Texte fourni:
━━━━━━━━
Soulages à l’inauguration en 2010 au musée Fabre de Montpellier de l’exposition consacrée aux vitraux de l’abbaye de Conques qu’il avait réalisés de 1986 à 1994. À l’âge de vingt ans, en pleine Seconde Guerre mondiale, alors étudiant à l’école des beaux-arts de Montpellier, il découvre le musée Fabre au sujet duquel il écrira plus tard : « plus que tout autre, ce musée a compté pour moi ».

Un musée-mausolée à Rodez

Il ne voulait pas de musée en son nom. Ce qu’il avait refusé à Georges Frêche, qui rêvait de refaire le Guggenheim de Bilbao à Montpellier avec sa caution, il l’avait accordé à Rodez, sa ville natale (il est né à Rodez le 24 décembre 1919. Sa mère tenait une boutique de chasse et de pêche, son père était forgeron et carrossier). Il avait accepté la proposition de la ville à condition que d’autres artistes que lui soient exposés. En 2014, il avait inauguré son musée, avec cette amabilité et ce détachement qui le caractérisaient.
━━━━━━━━
Données fournies:
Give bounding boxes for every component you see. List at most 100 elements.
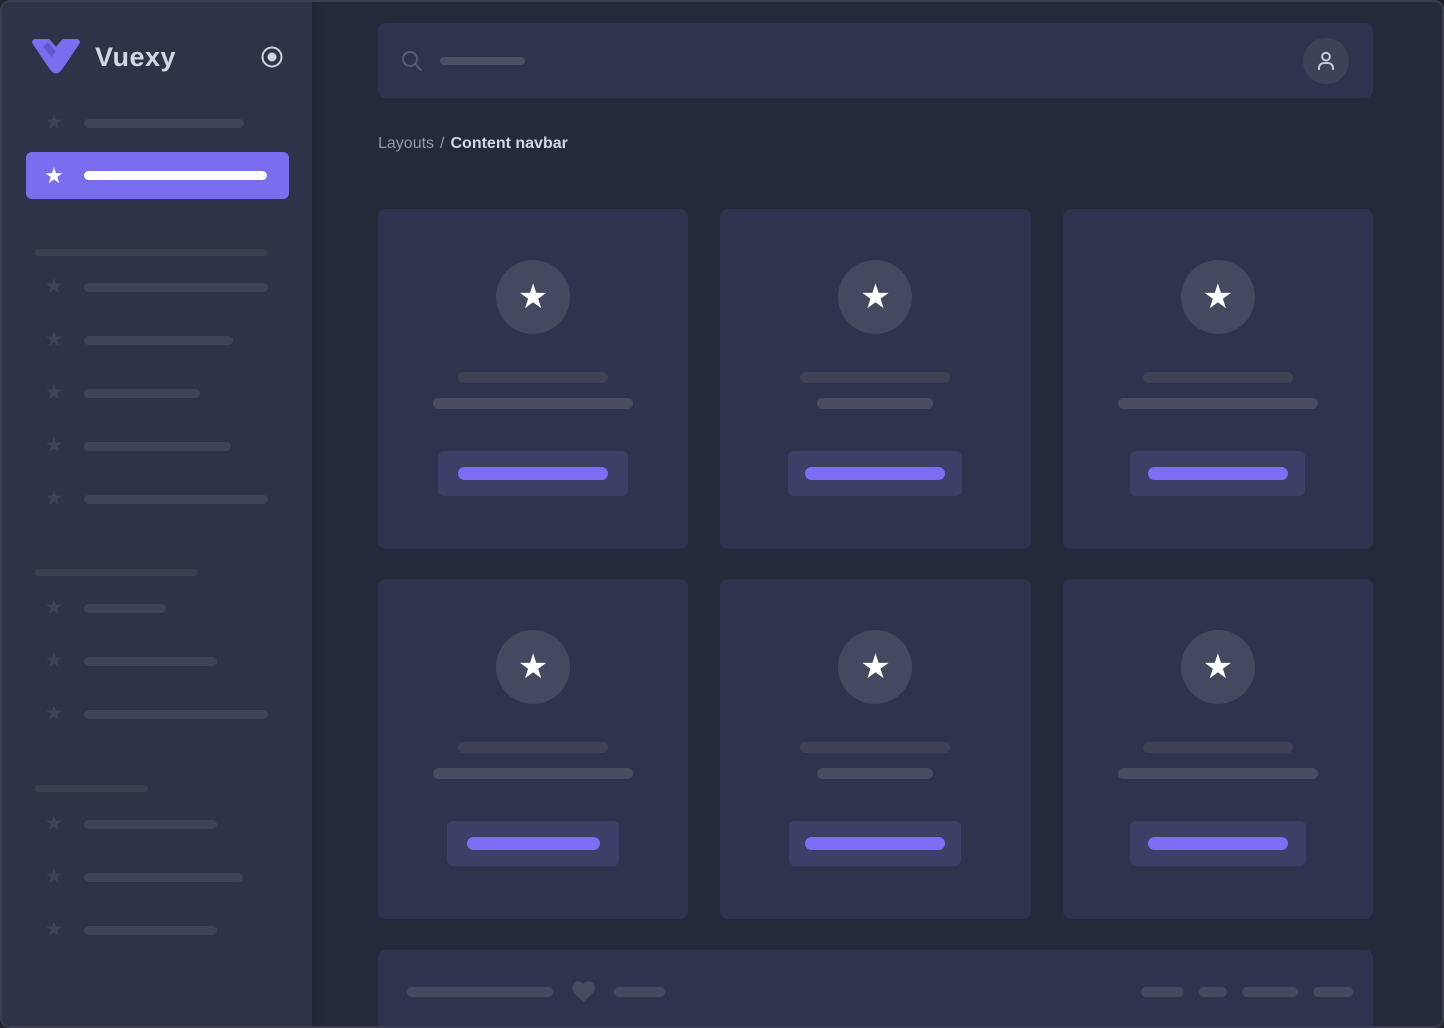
━━━━━━━━
Exercice A:
Répondez brièvement à ces questions sur le texte sur Soulages :
(i) À quel âge Soulages découvre-t-il le musée Fabre ?
(ii) Quels métiers son père exerçait-il ?
(iii) En quelle année Soulages a-t-il inauguré son musée à Rodez ?
Exercice B: Relevez, dans l'ordre où elles apparaissent, toutes les années écrites en chiffres dans le texte sur Soulages.
Exercice C: Recopiez sans rien changer le passage du texte sur Soulages qui commence par « Il ne voulait » et se poursuit jusqu'à « qui le caractérisaient. ».
Appuyez-vous uniquement sur le texte sur Soulages.

Réponse A:
(i) À vingt ans.
(ii) Forgeron et carrossier.
(iii) En 2014.

Réponse B: 2010, 1986, 1994, 1919, 2014

Réponse C:
Il ne voulait pas de musée en son nom. Ce qu’il avait refusé à Georges Frêche, qui rêvait de refaire le Guggenheim de Bilbao à Montpellier avec sa caution, il l’avait accordé à Rodez, sa ville natale (il est né à Rodez le 24 décembre 1919. Sa mère tenait une boutique de chasse et de pêche, son père était forgeron et carrossier). Il avait accepté la proposition de la ville à condition que d’autres artistes que lui soient exposés. En 2014, il avait inauguré son musée, avec cette amabilité et ce détachement qui le caractérisaient.